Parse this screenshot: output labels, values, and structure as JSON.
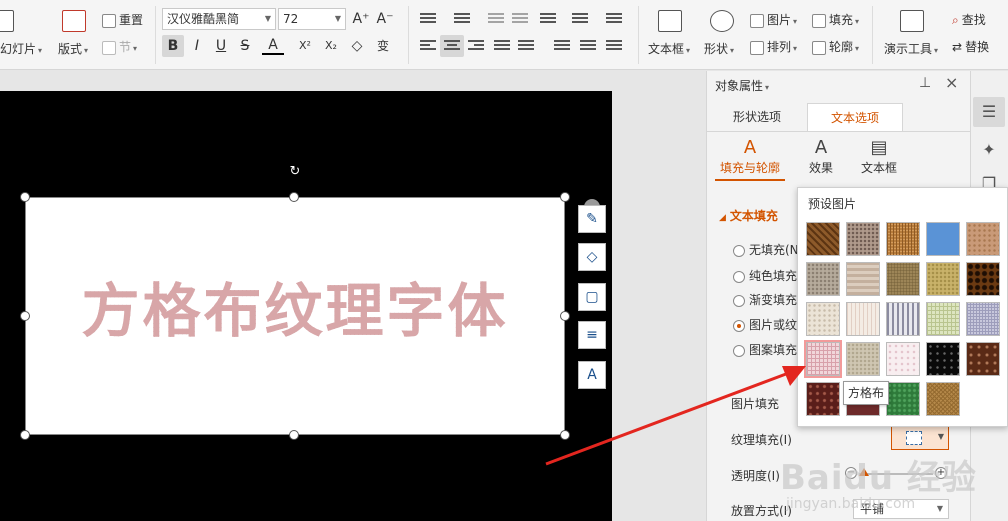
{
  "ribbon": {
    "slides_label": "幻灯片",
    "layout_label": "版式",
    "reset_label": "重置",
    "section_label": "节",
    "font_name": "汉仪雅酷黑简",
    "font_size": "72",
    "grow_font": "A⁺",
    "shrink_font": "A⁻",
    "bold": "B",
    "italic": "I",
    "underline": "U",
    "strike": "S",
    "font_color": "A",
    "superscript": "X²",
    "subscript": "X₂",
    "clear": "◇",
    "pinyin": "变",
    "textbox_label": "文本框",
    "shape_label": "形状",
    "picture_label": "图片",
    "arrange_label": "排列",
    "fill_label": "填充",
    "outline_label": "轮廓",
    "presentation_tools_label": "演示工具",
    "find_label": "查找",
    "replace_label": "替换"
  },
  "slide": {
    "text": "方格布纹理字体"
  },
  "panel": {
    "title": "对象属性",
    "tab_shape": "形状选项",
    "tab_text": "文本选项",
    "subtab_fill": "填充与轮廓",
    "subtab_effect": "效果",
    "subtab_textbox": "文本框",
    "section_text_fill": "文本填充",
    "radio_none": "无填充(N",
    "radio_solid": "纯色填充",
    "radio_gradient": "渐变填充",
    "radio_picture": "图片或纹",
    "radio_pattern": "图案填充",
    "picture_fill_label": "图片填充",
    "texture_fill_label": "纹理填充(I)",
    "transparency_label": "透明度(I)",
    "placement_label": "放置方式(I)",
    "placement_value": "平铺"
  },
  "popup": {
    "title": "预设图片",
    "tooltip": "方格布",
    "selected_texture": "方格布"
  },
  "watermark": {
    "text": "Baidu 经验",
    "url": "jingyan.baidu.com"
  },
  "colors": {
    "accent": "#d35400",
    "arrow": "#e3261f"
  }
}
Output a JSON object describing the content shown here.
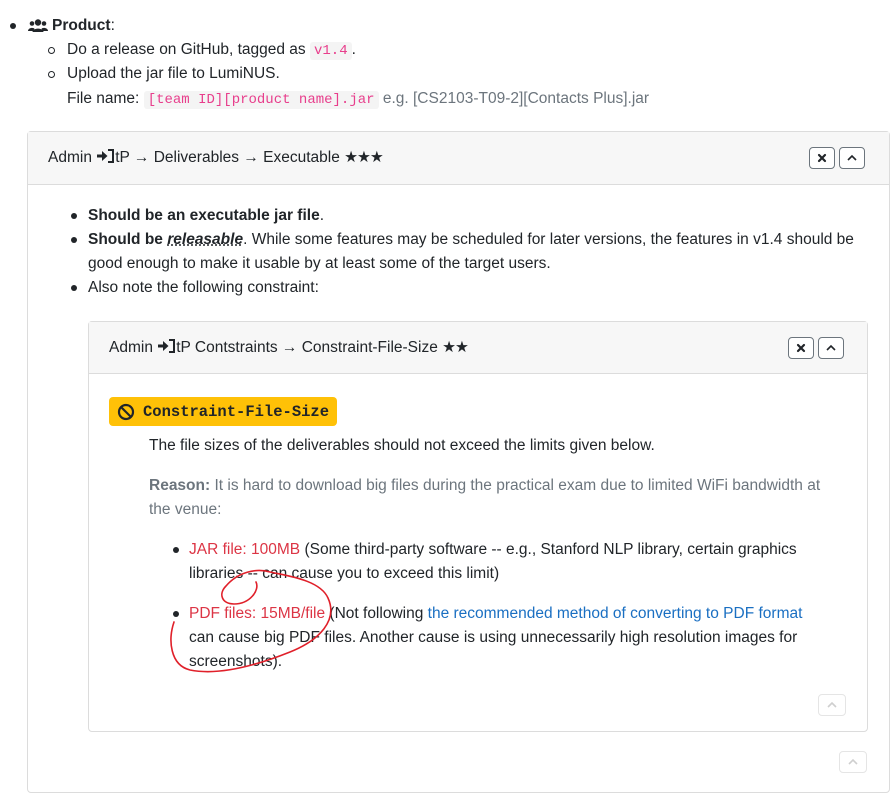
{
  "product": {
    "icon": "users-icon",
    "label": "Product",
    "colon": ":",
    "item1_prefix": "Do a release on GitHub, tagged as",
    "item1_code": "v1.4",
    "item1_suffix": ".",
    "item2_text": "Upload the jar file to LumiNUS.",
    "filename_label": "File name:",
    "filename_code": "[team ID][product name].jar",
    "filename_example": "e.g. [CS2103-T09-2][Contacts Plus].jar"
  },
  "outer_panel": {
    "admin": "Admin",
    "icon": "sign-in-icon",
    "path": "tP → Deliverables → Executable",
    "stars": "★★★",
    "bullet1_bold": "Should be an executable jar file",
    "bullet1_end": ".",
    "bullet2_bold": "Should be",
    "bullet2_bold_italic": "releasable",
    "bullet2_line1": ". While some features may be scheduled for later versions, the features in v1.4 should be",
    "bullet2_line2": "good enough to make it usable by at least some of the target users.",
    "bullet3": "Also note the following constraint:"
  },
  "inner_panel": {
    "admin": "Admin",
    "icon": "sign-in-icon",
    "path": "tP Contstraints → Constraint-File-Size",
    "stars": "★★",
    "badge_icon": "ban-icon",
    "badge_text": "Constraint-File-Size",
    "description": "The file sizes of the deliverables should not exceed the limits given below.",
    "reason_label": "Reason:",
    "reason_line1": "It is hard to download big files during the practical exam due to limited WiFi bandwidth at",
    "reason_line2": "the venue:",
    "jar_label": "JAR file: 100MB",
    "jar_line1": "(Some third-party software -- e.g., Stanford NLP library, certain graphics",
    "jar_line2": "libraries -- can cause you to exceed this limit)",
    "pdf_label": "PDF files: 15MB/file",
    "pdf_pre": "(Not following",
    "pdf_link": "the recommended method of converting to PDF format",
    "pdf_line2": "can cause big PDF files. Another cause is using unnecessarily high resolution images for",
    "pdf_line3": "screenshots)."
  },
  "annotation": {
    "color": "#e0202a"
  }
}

###

(TASK GOAL) State how many lines of the records above contain "icon", with no words besides the number.

(COMPLETED EXERCISE) 4